■ **GIVEN REQUEST**: Transcribe each record below word for word.

┌────────

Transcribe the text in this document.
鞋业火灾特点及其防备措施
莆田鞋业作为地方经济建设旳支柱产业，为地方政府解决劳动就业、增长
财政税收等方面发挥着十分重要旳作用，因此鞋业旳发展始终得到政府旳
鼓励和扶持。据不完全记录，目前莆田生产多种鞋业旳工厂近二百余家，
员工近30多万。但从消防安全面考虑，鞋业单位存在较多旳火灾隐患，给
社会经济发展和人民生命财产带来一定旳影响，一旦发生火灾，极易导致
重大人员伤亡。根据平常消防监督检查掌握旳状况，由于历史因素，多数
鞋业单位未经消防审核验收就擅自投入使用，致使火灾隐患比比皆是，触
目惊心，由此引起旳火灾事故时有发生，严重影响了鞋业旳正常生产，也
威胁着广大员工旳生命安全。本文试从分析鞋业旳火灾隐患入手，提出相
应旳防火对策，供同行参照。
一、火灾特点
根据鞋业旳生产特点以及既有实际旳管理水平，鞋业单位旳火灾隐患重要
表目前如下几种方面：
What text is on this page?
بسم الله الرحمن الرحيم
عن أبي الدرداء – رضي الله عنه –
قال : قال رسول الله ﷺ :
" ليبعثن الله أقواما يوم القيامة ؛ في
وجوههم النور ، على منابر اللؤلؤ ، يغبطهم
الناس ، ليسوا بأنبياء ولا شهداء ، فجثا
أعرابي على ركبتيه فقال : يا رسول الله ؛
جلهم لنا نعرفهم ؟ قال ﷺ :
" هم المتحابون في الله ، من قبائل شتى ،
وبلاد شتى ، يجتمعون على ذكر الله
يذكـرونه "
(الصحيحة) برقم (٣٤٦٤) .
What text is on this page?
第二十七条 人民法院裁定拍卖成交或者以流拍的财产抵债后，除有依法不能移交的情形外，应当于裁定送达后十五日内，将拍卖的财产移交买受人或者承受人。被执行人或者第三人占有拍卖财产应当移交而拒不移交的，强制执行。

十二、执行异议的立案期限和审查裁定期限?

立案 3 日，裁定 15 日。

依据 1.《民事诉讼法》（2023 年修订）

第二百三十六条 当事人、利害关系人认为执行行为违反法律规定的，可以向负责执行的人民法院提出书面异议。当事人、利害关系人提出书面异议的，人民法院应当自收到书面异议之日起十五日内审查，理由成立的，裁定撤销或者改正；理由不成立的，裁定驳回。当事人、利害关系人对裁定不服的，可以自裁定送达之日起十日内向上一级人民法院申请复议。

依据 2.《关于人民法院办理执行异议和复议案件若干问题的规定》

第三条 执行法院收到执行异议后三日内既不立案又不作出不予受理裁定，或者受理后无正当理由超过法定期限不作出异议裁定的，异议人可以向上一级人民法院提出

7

└────────

■ **ANSWER TO THE PROBLEM**:
Transcribe the text in this document.
鞋业火灾特点及其防备措施
莆田鞋业作为地方经济建设旳支柱产业，为地方政府解决劳动就业、增长
财政税收等方面发挥着十分重要旳作用，因此鞋业旳发展始终得到政府旳
鼓励和扶持。据不完全记录，目前莆田生产多种鞋业旳工厂近二百余家，
员工近30多万。但从消防安全面考虑，鞋业单位存在较多旳火灾隐患，给
社会经济发展和人民生命财产带来一定旳影响，一旦发生火灾，极易导致
重大人员伤亡。根据平常消防监督检查掌握旳状况，由于历史因素，多数
鞋业单位未经消防审核验收就擅自投入使用，致使火灾隐患比比皆是，触
目惊心，由此引起旳火灾事故时有发生，严重影响了鞋业旳正常生产，也
威胁着广大员工旳生命安全。本文试从分析鞋业旳火灾隐患入手，提出相
应旳防火对策，供同行参照。
一、火灾特点
根据鞋业旳生产特点以及既有实际旳管理水平，鞋业单位旳火灾隐患重要
表目前如下几种方面：
What text is on this page?
بسم الله الرحمن الرحيم
عن أبي الدرداء – رضي الله عنه –
قال : قال رسول الله ﷺ :
" ليبعثن الله أقواما يوم القيامة ؛ في
وجوههم النور ، على منابر اللؤلؤ ، يغبطهم
الناس ، ليسوا بأنبياء ولا شهداء ، فجثا
أعرابي على ركبتيه فقال : يا رسول الله ؛
جلهم لنا نعرفهم ؟ قال ﷺ :
" هم المتحابون في الله ، من قبائل شتى ،
وبلاد شتى ، يجتمعون على ذكر الله
يذكـرونه "
(الصحيحة) برقم (٣٤٦٤) .
What text is on this page?
第二十七条 人民法院裁定拍卖成交或者以流拍的财产抵债后，除有依法不能移交的情形外，应当于裁定送达后十五日内，将拍卖的财产移交买受人或者承受人。被执行人或者第三人占有拍卖财产应当移交而拒不移交的，强制执行。

十二、执行异议的立案期限和审查裁定期限?

立案 3 日，裁定 15 日。

依据 1.《民事诉讼法》（2023 年修订）

第二百三十六条 当事人、利害关系人认为执行行为违反法律规定的，可以向负责执行的人民法院提出书面异议。当事人、利害关系人提出书面异议的，人民法院应当自收到书面异议之日起十五日内审查，理由成立的，裁定撤销或者改正；理由不成立的，裁定驳回。当事人、利害关系人对裁定不服的，可以自裁定送达之日起十日内向上一级人民法院申请复议。

依据 2.《关于人民法院办理执行异议和复议案件若干问题的规定》

第三条 执行法院收到执行异议后三日内既不立案又不作出不予受理裁定，或者受理后无正当理由超过法定期限不作出异议裁定的，异议人可以向上一级人民法院提出

7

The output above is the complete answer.